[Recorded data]
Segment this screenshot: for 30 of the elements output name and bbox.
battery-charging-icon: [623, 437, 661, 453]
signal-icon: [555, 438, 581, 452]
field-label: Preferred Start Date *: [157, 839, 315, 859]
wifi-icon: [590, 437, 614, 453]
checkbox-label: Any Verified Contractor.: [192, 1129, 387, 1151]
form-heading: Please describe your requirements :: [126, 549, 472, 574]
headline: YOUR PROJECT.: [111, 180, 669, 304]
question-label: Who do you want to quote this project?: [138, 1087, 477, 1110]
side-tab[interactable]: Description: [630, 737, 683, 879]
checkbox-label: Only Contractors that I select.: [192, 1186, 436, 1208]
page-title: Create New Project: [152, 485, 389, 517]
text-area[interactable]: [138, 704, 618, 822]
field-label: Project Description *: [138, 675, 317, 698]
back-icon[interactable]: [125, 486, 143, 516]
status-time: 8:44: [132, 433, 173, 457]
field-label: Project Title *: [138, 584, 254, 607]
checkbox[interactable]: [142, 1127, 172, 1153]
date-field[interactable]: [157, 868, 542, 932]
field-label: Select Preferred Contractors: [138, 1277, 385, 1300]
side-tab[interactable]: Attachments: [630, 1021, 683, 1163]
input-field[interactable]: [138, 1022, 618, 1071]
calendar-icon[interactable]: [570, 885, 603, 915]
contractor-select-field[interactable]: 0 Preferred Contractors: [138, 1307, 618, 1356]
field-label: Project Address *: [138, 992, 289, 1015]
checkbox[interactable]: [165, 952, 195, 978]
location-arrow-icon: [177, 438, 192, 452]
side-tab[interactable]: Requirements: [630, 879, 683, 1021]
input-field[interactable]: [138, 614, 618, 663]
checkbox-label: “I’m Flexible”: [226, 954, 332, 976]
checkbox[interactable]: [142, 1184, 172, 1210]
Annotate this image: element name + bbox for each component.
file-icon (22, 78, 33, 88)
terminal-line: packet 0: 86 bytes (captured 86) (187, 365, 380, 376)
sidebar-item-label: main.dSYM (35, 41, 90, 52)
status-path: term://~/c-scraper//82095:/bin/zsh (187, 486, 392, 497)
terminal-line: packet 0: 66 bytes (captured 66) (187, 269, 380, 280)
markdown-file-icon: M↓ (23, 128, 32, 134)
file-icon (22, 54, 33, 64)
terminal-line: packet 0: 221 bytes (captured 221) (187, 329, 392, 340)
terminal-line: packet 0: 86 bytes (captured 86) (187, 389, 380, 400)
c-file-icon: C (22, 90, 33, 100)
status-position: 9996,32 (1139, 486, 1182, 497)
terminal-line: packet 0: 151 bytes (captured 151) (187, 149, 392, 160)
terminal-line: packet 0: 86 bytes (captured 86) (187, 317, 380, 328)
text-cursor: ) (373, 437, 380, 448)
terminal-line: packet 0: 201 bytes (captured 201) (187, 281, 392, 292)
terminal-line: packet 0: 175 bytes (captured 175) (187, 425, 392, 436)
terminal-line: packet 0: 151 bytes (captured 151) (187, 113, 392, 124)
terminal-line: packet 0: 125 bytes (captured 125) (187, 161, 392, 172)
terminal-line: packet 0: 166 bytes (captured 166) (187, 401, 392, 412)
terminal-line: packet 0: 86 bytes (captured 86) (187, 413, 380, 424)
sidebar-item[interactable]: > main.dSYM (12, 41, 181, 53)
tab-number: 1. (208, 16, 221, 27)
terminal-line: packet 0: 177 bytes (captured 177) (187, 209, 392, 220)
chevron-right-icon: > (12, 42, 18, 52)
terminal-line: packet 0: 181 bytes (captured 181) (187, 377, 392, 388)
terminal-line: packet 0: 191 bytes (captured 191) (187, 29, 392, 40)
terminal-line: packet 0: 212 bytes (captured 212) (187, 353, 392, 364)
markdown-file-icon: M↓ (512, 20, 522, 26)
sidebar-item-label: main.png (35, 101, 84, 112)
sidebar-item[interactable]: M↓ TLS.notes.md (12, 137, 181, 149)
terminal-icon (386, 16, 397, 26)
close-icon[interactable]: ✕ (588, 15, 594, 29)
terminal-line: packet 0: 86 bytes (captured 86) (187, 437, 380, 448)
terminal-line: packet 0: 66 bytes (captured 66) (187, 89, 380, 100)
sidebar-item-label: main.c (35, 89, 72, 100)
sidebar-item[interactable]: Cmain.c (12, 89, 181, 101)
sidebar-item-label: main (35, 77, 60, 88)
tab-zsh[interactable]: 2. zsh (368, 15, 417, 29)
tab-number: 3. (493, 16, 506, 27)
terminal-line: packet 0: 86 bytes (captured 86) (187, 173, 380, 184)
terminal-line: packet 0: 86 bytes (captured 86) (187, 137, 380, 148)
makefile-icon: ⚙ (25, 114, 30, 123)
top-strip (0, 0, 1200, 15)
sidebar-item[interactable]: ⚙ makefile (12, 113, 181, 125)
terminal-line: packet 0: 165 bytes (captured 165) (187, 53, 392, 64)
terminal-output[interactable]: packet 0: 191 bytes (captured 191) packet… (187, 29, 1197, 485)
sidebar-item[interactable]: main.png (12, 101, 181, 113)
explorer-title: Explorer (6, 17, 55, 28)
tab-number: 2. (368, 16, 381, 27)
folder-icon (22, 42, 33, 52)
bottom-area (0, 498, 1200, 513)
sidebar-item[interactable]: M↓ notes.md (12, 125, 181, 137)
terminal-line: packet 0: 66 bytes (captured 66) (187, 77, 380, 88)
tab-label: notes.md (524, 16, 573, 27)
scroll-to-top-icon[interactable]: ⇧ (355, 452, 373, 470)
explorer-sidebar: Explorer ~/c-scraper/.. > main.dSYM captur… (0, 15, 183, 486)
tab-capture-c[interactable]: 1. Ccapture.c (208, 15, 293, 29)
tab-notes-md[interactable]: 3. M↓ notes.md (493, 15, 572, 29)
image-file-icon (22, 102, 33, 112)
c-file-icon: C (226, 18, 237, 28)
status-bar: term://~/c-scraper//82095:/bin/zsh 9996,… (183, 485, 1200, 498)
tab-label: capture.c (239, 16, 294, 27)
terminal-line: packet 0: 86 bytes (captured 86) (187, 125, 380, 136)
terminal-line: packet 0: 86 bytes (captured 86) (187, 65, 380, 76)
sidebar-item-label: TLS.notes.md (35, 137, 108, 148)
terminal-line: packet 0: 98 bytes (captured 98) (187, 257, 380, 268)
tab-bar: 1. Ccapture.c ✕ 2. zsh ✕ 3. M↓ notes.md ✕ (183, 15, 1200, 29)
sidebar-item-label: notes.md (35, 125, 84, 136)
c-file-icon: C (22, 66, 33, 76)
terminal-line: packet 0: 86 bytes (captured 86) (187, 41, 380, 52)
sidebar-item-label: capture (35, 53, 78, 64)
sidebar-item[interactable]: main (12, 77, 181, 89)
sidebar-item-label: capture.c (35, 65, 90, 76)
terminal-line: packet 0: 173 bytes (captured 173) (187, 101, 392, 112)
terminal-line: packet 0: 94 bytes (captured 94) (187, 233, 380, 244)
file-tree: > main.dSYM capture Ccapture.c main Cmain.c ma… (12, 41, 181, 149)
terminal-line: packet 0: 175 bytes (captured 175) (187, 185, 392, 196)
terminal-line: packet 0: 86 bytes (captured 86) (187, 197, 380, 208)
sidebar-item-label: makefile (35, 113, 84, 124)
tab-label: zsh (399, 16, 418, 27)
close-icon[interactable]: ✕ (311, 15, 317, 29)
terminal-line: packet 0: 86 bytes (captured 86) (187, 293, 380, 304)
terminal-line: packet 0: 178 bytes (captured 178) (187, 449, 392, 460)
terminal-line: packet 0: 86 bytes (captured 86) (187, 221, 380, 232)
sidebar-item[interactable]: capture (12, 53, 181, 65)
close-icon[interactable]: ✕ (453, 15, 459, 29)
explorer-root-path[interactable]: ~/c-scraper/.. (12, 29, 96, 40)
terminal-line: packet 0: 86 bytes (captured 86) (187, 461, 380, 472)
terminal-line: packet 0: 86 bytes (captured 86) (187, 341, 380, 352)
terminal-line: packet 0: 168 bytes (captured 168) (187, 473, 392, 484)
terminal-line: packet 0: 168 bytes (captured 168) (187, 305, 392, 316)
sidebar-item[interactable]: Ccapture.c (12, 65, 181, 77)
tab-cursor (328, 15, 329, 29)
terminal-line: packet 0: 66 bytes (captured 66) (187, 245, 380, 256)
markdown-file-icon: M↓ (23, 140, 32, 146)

Required work:
Copy the entries from the first line through the line containing "sidebar-item-label: main.dSYM (35, 41, 90, 52)", replacing "side-tab" with "vertical-tab" and leaving everything else unchanged.

Reply to the task:
Segment this screenshot: for 30 of the elements output name and bbox.
battery-charging-icon: [623, 437, 661, 453]
signal-icon: [555, 438, 581, 452]
field-label: Preferred Start Date *: [157, 839, 315, 859]
wifi-icon: [590, 437, 614, 453]
checkbox-label: Any Verified Contractor.: [192, 1129, 387, 1151]
form-heading: Please describe your requirements :: [126, 549, 472, 574]
headline: YOUR PROJECT.: [111, 180, 669, 304]
question-label: Who do you want to quote this project?: [138, 1087, 477, 1110]
vertical-tab[interactable]: Description: [630, 737, 683, 879]
checkbox-label: Only Contractors that I select.: [192, 1186, 436, 1208]
page-title: Create New Project: [152, 485, 389, 517]
text-area[interactable]: [138, 704, 618, 822]
field-label: Project Description *: [138, 675, 317, 698]
back-icon[interactable]: [125, 486, 143, 516]
status-time: 8:44: [132, 433, 173, 457]
field-label: Project Title *: [138, 584, 254, 607]
checkbox[interactable]: [142, 1127, 172, 1153]
date-field[interactable]: [157, 868, 542, 932]
field-label: Select Preferred Contractors: [138, 1277, 385, 1300]
vertical-tab[interactable]: Attachments: [630, 1021, 683, 1163]
input-field[interactable]: [138, 1022, 618, 1071]
calendar-icon[interactable]: [570, 885, 603, 915]
contractor-select-field[interactable]: 0 Preferred Contractors: [138, 1307, 618, 1356]
field-label: Project Address *: [138, 992, 289, 1015]
checkbox[interactable]: [165, 952, 195, 978]
location-arrow-icon: [177, 438, 192, 452]
vertical-tab[interactable]: Requirements: [630, 879, 683, 1021]
input-field[interactable]: [138, 614, 618, 663]
checkbox-label: “I’m Flexible”: [226, 954, 332, 976]
checkbox[interactable]: [142, 1184, 172, 1210]
Annotate this image: element name + bbox for each component.
file-icon (22, 78, 33, 88)
terminal-line: packet 0: 86 bytes (captured 86) (187, 365, 380, 376)
sidebar-item-label: main.dSYM (35, 41, 90, 52)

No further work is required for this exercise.